§ **WHAT IS REQUIRED**
Show all lines from the data that include the word "ряды".

§ **SUPPLIED INFORMATION**
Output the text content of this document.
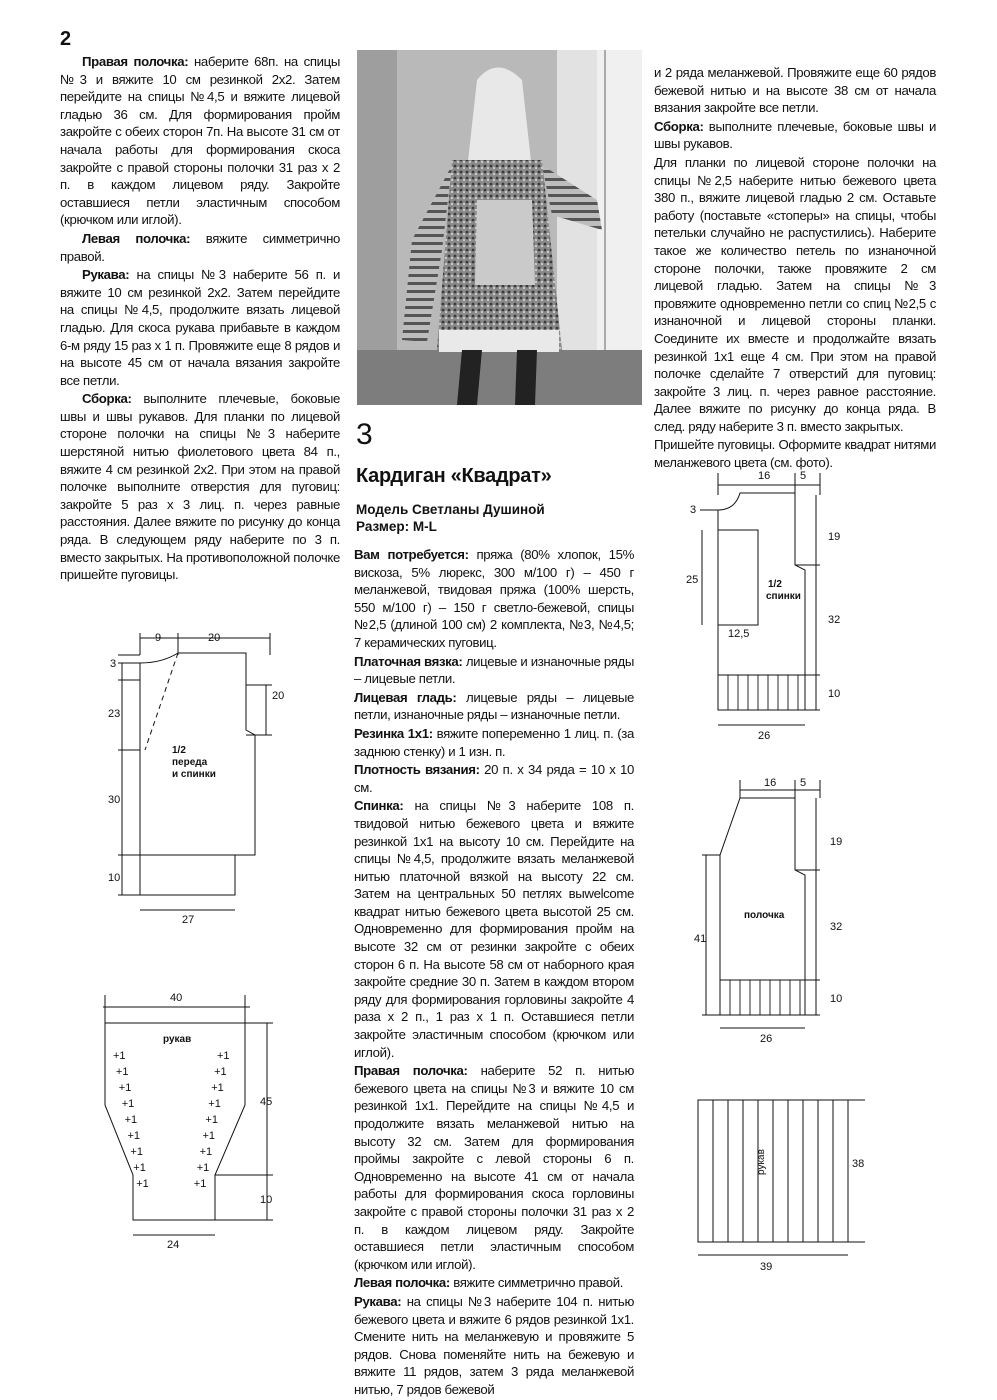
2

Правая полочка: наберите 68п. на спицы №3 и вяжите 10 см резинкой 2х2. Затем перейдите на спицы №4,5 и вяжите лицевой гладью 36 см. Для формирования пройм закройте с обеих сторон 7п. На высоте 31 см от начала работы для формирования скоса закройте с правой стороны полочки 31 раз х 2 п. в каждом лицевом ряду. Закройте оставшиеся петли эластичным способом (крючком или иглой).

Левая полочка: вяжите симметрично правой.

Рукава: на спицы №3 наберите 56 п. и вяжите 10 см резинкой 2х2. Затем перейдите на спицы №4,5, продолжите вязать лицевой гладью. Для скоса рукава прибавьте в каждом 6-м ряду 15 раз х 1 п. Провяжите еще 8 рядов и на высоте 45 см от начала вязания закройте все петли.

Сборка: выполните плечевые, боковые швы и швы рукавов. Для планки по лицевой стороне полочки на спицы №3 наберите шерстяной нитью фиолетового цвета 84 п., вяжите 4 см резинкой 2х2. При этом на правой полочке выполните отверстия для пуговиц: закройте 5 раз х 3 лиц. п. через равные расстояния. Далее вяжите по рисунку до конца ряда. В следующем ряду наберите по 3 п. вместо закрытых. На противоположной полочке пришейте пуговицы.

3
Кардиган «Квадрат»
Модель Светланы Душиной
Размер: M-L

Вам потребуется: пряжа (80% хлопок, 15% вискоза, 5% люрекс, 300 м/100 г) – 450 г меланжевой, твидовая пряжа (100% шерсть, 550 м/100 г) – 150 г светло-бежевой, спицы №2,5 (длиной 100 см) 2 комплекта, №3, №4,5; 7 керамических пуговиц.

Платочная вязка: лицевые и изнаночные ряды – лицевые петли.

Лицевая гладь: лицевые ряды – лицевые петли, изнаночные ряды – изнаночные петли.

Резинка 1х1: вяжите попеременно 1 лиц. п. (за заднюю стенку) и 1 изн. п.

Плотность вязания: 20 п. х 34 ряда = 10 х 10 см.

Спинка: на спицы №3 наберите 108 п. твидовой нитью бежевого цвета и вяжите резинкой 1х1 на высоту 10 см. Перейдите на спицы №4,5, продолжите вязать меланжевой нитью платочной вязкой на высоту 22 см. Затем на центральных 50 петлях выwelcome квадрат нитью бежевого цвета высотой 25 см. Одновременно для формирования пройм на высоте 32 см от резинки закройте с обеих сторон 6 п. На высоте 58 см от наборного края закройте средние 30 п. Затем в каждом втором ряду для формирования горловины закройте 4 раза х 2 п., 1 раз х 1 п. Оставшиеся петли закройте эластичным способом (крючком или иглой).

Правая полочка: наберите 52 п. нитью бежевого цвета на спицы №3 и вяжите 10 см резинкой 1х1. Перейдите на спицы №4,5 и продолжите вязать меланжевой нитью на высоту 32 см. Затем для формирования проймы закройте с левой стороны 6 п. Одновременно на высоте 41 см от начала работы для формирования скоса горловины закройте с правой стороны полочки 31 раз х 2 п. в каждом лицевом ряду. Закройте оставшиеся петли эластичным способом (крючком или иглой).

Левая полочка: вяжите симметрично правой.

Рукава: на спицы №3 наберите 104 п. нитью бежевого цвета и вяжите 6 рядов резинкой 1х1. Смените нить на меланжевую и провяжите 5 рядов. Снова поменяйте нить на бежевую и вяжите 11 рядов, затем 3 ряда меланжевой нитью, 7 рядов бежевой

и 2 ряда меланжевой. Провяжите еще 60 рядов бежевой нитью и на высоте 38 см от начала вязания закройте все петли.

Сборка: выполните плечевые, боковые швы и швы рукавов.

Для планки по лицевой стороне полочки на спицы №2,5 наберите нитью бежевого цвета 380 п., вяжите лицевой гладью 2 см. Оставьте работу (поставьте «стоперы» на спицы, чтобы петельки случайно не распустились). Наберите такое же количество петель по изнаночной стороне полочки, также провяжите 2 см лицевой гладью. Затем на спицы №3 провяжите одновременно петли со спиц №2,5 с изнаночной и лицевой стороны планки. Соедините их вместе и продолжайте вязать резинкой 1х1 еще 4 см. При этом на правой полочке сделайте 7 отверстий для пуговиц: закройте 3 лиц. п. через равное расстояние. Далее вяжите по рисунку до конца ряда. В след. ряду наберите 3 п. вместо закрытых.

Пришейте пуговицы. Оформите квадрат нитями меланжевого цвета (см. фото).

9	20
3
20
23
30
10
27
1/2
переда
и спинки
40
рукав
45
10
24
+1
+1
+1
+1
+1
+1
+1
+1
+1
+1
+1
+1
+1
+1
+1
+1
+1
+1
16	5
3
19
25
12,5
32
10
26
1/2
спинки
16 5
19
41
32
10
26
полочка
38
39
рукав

§ **ANSWER TO THIS EXERCISE**
Платочная вязка: лицевые и изнаночные ряды – лицевые петли.
Лицевая гладь: лицевые ряды – лицевые петли, изнаночные ряды – изнаночные петли.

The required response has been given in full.